* _Stated task_: Print all entries word for word.

* _Given data_:

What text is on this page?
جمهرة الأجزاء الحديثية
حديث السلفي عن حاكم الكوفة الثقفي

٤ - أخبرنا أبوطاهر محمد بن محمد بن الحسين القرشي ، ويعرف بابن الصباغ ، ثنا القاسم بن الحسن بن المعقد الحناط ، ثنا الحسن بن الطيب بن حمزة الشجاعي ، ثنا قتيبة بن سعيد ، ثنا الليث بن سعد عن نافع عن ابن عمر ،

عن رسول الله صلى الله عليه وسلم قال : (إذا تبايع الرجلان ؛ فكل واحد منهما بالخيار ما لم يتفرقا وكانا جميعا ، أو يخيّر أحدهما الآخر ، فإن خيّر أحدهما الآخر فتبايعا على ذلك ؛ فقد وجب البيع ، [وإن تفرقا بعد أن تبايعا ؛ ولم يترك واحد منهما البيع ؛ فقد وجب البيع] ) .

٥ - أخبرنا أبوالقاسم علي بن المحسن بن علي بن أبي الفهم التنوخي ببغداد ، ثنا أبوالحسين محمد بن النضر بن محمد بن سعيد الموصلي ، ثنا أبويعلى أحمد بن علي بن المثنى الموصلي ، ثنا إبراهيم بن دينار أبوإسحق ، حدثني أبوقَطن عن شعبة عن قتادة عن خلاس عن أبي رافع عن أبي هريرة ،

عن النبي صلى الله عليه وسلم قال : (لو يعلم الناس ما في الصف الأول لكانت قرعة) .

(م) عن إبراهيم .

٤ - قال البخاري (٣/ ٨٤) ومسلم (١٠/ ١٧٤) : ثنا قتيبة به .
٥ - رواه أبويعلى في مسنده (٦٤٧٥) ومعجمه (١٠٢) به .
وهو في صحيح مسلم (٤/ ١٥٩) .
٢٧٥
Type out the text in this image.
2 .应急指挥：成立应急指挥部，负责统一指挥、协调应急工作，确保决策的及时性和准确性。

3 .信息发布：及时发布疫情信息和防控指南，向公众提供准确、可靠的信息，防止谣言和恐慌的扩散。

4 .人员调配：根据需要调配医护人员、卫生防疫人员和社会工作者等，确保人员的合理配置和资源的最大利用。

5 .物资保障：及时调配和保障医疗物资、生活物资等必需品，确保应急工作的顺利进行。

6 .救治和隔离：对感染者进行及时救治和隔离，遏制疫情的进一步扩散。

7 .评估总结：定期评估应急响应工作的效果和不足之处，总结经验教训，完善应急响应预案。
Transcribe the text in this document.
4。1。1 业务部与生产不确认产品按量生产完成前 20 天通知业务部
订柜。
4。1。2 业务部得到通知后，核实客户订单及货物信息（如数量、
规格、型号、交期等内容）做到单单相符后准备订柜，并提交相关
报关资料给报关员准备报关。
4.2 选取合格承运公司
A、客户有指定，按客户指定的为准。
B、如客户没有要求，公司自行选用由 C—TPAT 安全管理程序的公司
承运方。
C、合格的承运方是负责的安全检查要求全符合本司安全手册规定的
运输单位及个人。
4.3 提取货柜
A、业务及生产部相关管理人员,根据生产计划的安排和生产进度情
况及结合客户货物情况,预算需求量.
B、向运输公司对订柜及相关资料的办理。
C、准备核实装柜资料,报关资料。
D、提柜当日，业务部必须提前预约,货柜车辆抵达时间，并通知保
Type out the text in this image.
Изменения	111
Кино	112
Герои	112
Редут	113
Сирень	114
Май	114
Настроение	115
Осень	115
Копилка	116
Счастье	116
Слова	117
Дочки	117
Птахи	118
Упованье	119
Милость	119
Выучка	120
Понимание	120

* _Response to the exercise_:
What text is on this page?
جمهرة الأجزاء الحديثية
حديث السلفي عن حاكم الكوفة الثقفي

٤ - أخبرنا أبوطاهر محمد بن محمد بن الحسين القرشي ، ويعرف بابن الصباغ ، ثنا القاسم بن الحسن بن المعقد الحناط ، ثنا الحسن بن الطيب بن حمزة الشجاعي ، ثنا قتيبة بن سعيد ، ثنا الليث بن سعد عن نافع عن ابن عمر ،

عن رسول الله صلى الله عليه وسلم قال : (إذا تبايع الرجلان ؛ فكل واحد منهما بالخيار ما لم يتفرقا وكانا جميعا ، أو يخيّر أحدهما الآخر ، فإن خيّر أحدهما الآخر فتبايعا على ذلك ؛ فقد وجب البيع ، [وإن تفرقا بعد أن تبايعا ؛ ولم يترك واحد منهما البيع ؛ فقد وجب البيع] ) .

٥ - أخبرنا أبوالقاسم علي بن المحسن بن علي بن أبي الفهم التنوخي ببغداد ، ثنا أبوالحسين محمد بن النضر بن محمد بن سعيد الموصلي ، ثنا أبويعلى أحمد بن علي بن المثنى الموصلي ، ثنا إبراهيم بن دينار أبوإسحق ، حدثني أبوقَطن عن شعبة عن قتادة عن خلاس عن أبي رافع عن أبي هريرة ،

عن النبي صلى الله عليه وسلم قال : (لو يعلم الناس ما في الصف الأول لكانت قرعة) .

(م) عن إبراهيم .

٤ - قال البخاري (٣/ ٨٤) ومسلم (١٠/ ١٧٤) : ثنا قتيبة به .
٥ - رواه أبويعلى في مسنده (٦٤٧٥) ومعجمه (١٠٢) به .
وهو في صحيح مسلم (٤/ ١٥٩) .
٢٧٥
Type out the text in this image.
2 .应急指挥：成立应急指挥部，负责统一指挥、协调应急工作，确保决策的及时性和准确性。

3 .信息发布：及时发布疫情信息和防控指南，向公众提供准确、可靠的信息，防止谣言和恐慌的扩散。

4 .人员调配：根据需要调配医护人员、卫生防疫人员和社会工作者等，确保人员的合理配置和资源的最大利用。

5 .物资保障：及时调配和保障医疗物资、生活物资等必需品，确保应急工作的顺利进行。

6 .救治和隔离：对感染者进行及时救治和隔离，遏制疫情的进一步扩散。

7 .评估总结：定期评估应急响应工作的效果和不足之处，总结经验教训，完善应急响应预案。
Transcribe the text in this document.
4。1。1 业务部与生产不确认产品按量生产完成前 20 天通知业务部
订柜。
4。1。2 业务部得到通知后，核实客户订单及货物信息（如数量、
规格、型号、交期等内容）做到单单相符后准备订柜，并提交相关
报关资料给报关员准备报关。
4.2 选取合格承运公司
A、客户有指定，按客户指定的为准。
B、如客户没有要求，公司自行选用由 C—TPAT 安全管理程序的公司
承运方。
C、合格的承运方是负责的安全检查要求全符合本司安全手册规定的
运输单位及个人。
4.3 提取货柜
A、业务及生产部相关管理人员,根据生产计划的安排和生产进度情
况及结合客户货物情况,预算需求量.
B、向运输公司对订柜及相关资料的办理。
C、准备核实装柜资料,报关资料。
D、提柜当日，业务部必须提前预约,货柜车辆抵达时间，并通知保
Type out the text in this image.
Изменения	111
Кино	112
Герои	112
Редут	113
Сирень	114
Май	114
Настроение	115
Осень	115
Копилка	116
Счастье	116
Слова	117
Дочки	117
Птахи	118
Упованье	119
Милость	119
Выучка	120
Понимание	120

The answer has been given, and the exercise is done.